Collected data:
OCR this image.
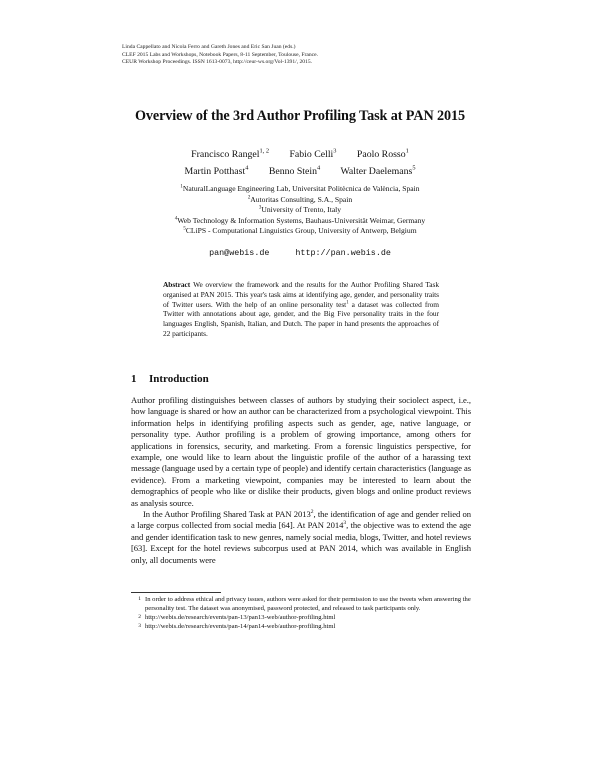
Linda Cappellato and Nicola Ferro and Gareth Jones and Eric San Juan (eds.)
CLEF 2015 Labs and Workshops, Notebook Papers, 8-11 September, Toulouse, France.
CEUR Workshop Proceedings. ISSN 1613-0073, http://ceur-ws.org/Vol-1391/, 2015.
Overview of the 3rd Author Profiling Task at PAN 2015
Francisco Rangel$^{1, 2}$ Fabio Celli$^3$ Paolo Rosso$^1$
Martin Potthast$^4$ Benno Stein$^4$ Walter Daelemans$^5$
$^1$NaturalLanguage Engineering Lab, Universitat Politècnica de València, Spain
$^2$Autoritas Consulting, S.A., Spain
$^3$University of Trento, Italy
$^4$Web Technology & Information Systems, Bauhaus-Universität Weimar, Germany
$^5$CLiPS - Computational Linguistics Group, University of Antwerp, Belgium
pan@webis.de	http://pan.webis.de
Abstract We overview the framework and the results for the Author Profiling Shared Task organised at PAN 2015. This year's task aims at identifying age, gender, and personality traits of Twitter users. With the help of an online personality test$^1$ a dataset was collected from Twitter with annotations about age, gender, and the Big Five personality traits in the four languages English, Spanish, Italian, and Dutch. The paper in hand presents the approaches of 22 participants.
1 Introduction

Author profiling distinguishes between classes of authors by studying their sociolect aspect, i.e., how language is shared or how an author can be characterized from a psychological viewpoint. This information helps in identifying profiling aspects such as gender, age, native language, or personality type. Author profiling is a problem of growing importance, among others for applications in forensics, security, and marketing. From a forensic linguistics perspective, for example, one would like to learn about the linguistic profile of the author of a harassing text message (language used by a certain type of people) and identify certain characteristics (language as evidence). From a marketing viewpoint, companies may be interested to learn about the demographics of people who like or dislike their products, given blogs and online product reviews as analysis source.

In the Author Profiling Shared Task at PAN 2013$^2$, the identification of age and gender relied on a large corpus collected from social media [64]. At PAN 2014$^3$, the objective was to extend the age and gender identification task to new genres, namely social media, blogs, Twitter, and hotel reviews [63]. Except for the hotel reviews subcorpus used at PAN 2014, which was available in English only, all documents were

1 In order to address ethical and privacy issues, authors were asked for their permission to use the tweets when answering the personality test. The dataset was anonymised, password protected, and released to task participants only.
2 http://webis.de/research/events/pan-13/pan13-web/author-profiling.html
3 http://webis.de/research/events/pan-14/pan14-web/author-profiling.html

Task brief: Every line of the data above should be quoted exactly. Omit the pictures.

Completed task:
OCR this image.
Linda Cappellato and Nicola Ferro and Gareth Jones and Eric San Juan (eds.)
CLEF 2015 Labs and Workshops, Notebook Papers, 8-11 September, Toulouse, France.
CEUR Workshop Proceedings. ISSN 1613-0073, http://ceur-ws.org/Vol-1391/, 2015.
Overview of the 3rd Author Profiling Task at PAN 2015
Francisco Rangel$^{1, 2}$ Fabio Celli$^3$ Paolo Rosso$^1$
Martin Potthast$^4$ Benno Stein$^4$ Walter Daelemans$^5$
$^1$NaturalLanguage Engineering Lab, Universitat Politècnica de València, Spain
$^2$Autoritas Consulting, S.A., Spain
$^3$University of Trento, Italy
$^4$Web Technology & Information Systems, Bauhaus-Universität Weimar, Germany
$^5$CLiPS - Computational Linguistics Group, University of Antwerp, Belgium
pan@webis.de	http://pan.webis.de
Abstract We overview the framework and the results for the Author Profiling Shared Task organised at PAN 2015. This year's task aims at identifying age, gender, and personality traits of Twitter users. With the help of an online personality test$^1$ a dataset was collected from Twitter with annotations about age, gender, and the Big Five personality traits in the four languages English, Spanish, Italian, and Dutch. The paper in hand presents the approaches of 22 participants.
1 Introduction

Author profiling distinguishes between classes of authors by studying their sociolect aspect, i.e., how language is shared or how an author can be characterized from a psychological viewpoint. This information helps in identifying profiling aspects such as gender, age, native language, or personality type. Author profiling is a problem of growing importance, among others for applications in forensics, security, and marketing. From a forensic linguistics perspective, for example, one would like to learn about the linguistic profile of the author of a harassing text message (language used by a certain type of people) and identify certain characteristics (language as evidence). From a marketing viewpoint, companies may be interested to learn about the demographics of people who like or dislike their products, given blogs and online product reviews as analysis source.

In the Author Profiling Shared Task at PAN 2013$^2$, the identification of age and gender relied on a large corpus collected from social media [64]. At PAN 2014$^3$, the objective was to extend the age and gender identification task to new genres, namely social media, blogs, Twitter, and hotel reviews [63]. Except for the hotel reviews subcorpus used at PAN 2014, which was available in English only, all documents were

1 In order to address ethical and privacy issues, authors were asked for their permission to use the tweets when answering the personality test. The dataset was anonymised, password protected, and released to task participants only.
2 http://webis.de/research/events/pan-13/pan13-web/author-profiling.html
3 http://webis.de/research/events/pan-14/pan14-web/author-profiling.html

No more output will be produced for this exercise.